## begin Excerpted data

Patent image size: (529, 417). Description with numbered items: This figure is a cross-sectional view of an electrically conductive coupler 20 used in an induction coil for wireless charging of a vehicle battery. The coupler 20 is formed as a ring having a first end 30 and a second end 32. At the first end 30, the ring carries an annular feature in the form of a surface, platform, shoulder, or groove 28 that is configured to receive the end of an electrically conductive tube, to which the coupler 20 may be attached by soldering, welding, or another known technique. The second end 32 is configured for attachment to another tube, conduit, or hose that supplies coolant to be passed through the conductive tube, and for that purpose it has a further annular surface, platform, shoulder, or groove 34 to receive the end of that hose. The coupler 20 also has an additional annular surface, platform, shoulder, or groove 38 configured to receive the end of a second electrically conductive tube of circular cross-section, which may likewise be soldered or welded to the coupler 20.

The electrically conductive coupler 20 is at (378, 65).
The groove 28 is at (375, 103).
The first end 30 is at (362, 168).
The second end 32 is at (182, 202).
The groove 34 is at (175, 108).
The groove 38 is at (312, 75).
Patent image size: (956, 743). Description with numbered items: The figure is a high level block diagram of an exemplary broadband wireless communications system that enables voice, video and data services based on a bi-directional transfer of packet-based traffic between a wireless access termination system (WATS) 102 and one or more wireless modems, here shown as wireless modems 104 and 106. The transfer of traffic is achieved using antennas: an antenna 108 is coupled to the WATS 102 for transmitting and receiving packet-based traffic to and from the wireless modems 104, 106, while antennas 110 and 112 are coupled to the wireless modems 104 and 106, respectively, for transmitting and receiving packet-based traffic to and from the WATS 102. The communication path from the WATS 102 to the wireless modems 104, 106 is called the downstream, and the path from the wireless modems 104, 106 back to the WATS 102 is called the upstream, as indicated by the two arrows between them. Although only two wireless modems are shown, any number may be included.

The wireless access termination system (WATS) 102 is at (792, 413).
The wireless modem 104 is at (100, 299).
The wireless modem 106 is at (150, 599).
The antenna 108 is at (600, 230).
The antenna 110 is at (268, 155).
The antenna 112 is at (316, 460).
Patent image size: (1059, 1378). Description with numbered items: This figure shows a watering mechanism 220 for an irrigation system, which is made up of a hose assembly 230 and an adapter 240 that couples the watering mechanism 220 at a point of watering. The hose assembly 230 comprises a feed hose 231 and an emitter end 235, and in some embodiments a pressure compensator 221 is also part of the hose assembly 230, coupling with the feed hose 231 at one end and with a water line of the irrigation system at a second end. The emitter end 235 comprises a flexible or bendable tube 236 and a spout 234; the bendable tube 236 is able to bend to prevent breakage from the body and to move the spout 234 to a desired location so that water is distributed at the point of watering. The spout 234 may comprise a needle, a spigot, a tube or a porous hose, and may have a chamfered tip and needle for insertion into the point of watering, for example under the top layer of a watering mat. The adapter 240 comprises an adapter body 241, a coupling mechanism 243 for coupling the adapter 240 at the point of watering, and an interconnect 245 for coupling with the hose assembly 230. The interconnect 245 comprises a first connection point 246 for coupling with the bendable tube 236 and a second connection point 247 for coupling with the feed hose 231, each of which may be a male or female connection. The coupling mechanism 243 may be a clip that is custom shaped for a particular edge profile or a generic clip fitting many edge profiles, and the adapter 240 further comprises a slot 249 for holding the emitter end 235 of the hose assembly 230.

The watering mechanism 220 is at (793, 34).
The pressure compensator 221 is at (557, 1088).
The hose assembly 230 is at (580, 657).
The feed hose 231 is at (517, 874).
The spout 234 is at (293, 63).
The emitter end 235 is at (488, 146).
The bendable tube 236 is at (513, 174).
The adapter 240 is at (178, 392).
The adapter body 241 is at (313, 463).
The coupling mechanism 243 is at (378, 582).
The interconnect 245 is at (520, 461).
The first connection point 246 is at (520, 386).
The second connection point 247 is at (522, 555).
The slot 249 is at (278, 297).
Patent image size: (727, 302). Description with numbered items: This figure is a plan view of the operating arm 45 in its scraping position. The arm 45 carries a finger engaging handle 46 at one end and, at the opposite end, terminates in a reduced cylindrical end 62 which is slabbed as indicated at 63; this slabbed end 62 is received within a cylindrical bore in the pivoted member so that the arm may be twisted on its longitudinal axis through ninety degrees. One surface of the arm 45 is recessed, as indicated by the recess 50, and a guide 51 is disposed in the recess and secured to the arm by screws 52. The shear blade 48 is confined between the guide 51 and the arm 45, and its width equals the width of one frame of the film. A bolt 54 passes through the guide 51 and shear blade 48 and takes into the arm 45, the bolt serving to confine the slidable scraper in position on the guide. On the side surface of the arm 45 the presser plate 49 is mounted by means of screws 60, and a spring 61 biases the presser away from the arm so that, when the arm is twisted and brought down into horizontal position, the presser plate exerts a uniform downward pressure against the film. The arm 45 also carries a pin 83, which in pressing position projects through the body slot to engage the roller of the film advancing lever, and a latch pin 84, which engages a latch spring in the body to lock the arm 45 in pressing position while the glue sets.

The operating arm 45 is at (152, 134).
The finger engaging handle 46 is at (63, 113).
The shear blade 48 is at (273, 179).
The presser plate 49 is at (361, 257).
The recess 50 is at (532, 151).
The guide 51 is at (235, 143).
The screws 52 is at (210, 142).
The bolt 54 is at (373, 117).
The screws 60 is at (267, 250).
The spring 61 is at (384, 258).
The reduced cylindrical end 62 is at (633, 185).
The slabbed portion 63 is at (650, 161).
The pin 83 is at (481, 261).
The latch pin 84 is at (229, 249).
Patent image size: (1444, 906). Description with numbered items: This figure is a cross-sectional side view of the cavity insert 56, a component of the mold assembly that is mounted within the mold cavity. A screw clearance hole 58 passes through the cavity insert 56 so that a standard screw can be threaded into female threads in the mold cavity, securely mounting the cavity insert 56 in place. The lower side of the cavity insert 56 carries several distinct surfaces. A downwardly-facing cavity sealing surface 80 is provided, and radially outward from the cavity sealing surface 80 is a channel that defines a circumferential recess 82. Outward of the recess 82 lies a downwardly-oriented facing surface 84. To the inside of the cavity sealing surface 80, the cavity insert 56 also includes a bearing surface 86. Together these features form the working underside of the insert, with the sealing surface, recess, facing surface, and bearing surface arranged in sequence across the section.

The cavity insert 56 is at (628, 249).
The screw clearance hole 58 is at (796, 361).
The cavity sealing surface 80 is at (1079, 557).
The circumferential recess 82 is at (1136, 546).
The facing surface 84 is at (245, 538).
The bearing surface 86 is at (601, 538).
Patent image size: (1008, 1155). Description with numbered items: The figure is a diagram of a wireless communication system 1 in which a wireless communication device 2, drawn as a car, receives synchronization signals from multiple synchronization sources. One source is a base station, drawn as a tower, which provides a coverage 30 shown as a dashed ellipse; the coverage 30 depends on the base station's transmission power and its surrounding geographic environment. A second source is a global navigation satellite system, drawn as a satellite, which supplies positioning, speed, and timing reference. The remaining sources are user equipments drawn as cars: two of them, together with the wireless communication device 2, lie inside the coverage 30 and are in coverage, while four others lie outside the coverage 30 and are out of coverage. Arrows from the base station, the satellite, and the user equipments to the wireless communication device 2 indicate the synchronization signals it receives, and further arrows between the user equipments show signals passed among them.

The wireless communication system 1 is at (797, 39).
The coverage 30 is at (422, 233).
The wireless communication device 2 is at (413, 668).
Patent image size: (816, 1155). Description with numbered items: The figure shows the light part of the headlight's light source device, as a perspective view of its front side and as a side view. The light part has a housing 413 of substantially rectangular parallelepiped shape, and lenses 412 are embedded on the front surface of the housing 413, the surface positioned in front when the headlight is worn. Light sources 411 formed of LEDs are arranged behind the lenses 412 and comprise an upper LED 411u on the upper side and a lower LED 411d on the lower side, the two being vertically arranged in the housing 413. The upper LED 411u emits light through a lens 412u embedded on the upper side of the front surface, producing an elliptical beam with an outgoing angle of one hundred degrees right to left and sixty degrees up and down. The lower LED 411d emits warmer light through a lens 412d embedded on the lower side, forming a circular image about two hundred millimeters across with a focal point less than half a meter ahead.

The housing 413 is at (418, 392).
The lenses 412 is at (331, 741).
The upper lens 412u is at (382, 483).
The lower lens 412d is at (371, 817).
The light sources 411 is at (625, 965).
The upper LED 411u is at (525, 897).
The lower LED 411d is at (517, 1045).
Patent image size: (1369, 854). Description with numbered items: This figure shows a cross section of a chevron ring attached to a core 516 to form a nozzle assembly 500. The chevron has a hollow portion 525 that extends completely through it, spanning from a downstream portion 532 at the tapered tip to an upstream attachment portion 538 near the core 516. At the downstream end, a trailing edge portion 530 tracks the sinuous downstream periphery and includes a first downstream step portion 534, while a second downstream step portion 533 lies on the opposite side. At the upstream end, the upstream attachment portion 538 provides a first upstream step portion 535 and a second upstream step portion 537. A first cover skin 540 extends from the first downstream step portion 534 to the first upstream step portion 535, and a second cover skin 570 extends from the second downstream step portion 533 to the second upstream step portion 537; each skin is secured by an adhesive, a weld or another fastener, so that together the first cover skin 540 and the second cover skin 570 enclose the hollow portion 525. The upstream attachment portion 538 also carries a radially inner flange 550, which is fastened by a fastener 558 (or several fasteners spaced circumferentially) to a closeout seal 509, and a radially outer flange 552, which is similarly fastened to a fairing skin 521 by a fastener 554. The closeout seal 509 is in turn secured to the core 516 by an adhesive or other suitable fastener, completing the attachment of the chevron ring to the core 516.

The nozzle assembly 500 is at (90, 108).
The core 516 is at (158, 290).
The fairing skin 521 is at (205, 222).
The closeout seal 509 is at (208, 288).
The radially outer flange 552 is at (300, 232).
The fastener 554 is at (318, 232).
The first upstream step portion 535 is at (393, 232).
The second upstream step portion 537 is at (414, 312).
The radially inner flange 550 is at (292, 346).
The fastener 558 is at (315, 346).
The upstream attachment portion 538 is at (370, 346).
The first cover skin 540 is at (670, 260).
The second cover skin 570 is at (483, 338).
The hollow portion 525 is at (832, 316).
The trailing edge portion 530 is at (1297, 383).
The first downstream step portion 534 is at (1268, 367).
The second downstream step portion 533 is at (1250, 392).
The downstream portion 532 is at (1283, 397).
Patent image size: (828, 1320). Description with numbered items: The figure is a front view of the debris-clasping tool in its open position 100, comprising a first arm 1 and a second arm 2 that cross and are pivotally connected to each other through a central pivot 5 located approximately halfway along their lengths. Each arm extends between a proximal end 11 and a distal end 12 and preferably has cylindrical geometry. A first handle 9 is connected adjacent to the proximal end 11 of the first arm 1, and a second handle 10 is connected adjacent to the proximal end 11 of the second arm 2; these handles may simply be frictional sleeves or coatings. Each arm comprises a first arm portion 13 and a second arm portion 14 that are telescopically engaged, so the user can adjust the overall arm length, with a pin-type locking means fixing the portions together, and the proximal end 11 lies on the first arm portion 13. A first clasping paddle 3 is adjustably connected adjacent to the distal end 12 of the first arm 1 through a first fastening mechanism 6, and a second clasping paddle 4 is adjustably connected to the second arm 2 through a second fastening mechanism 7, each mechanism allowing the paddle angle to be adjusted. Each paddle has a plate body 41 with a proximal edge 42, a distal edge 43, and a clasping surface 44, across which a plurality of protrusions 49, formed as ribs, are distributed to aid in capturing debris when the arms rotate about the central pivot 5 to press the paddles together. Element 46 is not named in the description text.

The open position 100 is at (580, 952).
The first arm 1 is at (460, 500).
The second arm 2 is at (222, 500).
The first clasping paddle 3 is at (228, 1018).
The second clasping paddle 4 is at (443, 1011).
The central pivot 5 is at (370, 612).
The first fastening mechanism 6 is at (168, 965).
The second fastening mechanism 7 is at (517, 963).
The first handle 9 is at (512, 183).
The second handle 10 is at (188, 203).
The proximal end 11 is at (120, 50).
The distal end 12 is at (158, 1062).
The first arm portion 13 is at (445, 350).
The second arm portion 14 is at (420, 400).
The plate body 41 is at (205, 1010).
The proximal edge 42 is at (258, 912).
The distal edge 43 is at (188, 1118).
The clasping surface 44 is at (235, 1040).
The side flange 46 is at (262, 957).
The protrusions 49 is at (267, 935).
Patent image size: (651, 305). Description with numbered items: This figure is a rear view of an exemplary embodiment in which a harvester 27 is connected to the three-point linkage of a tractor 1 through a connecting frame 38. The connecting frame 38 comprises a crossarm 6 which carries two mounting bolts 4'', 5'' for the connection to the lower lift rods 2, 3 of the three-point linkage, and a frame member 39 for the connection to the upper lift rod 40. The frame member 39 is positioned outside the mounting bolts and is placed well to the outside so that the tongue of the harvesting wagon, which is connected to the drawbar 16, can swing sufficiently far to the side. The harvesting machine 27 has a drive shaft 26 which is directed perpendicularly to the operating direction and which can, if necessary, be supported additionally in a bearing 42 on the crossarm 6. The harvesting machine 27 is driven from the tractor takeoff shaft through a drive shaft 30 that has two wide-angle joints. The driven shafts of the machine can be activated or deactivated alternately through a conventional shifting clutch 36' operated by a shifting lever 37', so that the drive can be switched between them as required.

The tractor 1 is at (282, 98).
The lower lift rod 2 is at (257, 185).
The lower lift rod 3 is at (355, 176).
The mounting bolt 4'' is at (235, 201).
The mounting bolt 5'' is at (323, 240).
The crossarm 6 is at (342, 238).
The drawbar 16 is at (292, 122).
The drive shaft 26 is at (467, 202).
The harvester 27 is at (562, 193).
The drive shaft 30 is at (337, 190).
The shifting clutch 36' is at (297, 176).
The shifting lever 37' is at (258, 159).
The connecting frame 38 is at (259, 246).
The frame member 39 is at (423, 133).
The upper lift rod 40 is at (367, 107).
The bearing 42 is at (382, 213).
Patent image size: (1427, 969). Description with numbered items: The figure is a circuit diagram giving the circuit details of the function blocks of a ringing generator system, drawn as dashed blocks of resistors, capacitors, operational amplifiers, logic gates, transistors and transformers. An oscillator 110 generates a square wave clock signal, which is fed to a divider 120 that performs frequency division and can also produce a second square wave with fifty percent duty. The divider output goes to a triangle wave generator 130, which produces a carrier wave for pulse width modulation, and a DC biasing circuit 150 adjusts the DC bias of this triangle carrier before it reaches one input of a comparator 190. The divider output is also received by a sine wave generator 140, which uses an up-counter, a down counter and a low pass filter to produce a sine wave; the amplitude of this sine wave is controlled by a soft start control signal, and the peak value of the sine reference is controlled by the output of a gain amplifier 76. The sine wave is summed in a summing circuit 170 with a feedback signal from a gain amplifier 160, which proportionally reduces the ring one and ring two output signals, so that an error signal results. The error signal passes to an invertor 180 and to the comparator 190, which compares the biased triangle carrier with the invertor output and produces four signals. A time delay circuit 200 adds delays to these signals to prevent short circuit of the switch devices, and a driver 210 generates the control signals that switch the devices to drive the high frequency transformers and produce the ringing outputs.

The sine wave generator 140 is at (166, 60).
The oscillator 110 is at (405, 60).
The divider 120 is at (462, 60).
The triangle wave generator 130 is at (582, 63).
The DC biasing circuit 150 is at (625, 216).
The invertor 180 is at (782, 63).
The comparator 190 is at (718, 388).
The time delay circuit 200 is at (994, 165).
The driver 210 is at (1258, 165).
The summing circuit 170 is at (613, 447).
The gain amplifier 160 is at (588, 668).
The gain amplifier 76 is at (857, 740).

## end Excerpted data

What is being asked → Repeat the lines from the one containing "Patent image size: (651, 305)." up to and including the one containing "The shifting clutch 36' is at (297, 176).", reproducing each exactly.

Exercise output →
Patent image size: (651, 305). Description with numbered items: This figure is a rear view of an exemplary embodiment in which a harvester 27 is connected to the three-point linkage of a tractor 1 through a connecting frame 38. The connecting frame 38 comprises a crossarm 6 which carries two mounting bolts 4'', 5'' for the connection to the lower lift rods 2, 3 of the three-point linkage, and a frame member 39 for the connection to the upper lift rod 40. The frame member 39 is positioned outside the mounting bolts and is placed well to the outside so that the tongue of the harvesting wagon, which is connected to the drawbar 16, can swing sufficiently far to the side. The harvesting machine 27 has a drive shaft 26 which is directed perpendicularly to the operating direction and which can, if necessary, be supported additionally in a bearing 42 on the crossarm 6. The harvesting machine 27 is driven from the tractor takeoff shaft through a drive shaft 30 that has two wide-angle joints. The driven shafts of the machine can be activated or deactivated alternately through a conventional shifting clutch 36' operated by a shifting lever 37', so that the drive can be switched between them as required.

The tractor 1 is at (282, 98).
The lower lift rod 2 is at (257, 185).
The lower lift rod 3 is at (355, 176).
The mounting bolt 4'' is at (235, 201).
The mounting bolt 5'' is at (323, 240).
The crossarm 6 is at (342, 238).
The drawbar 16 is at (292, 122).
The drive shaft 26 is at (467, 202).
The harvester 27 is at (562, 193).
The drive shaft 30 is at (337, 190).
The shifting clutch 36' is at (297, 176).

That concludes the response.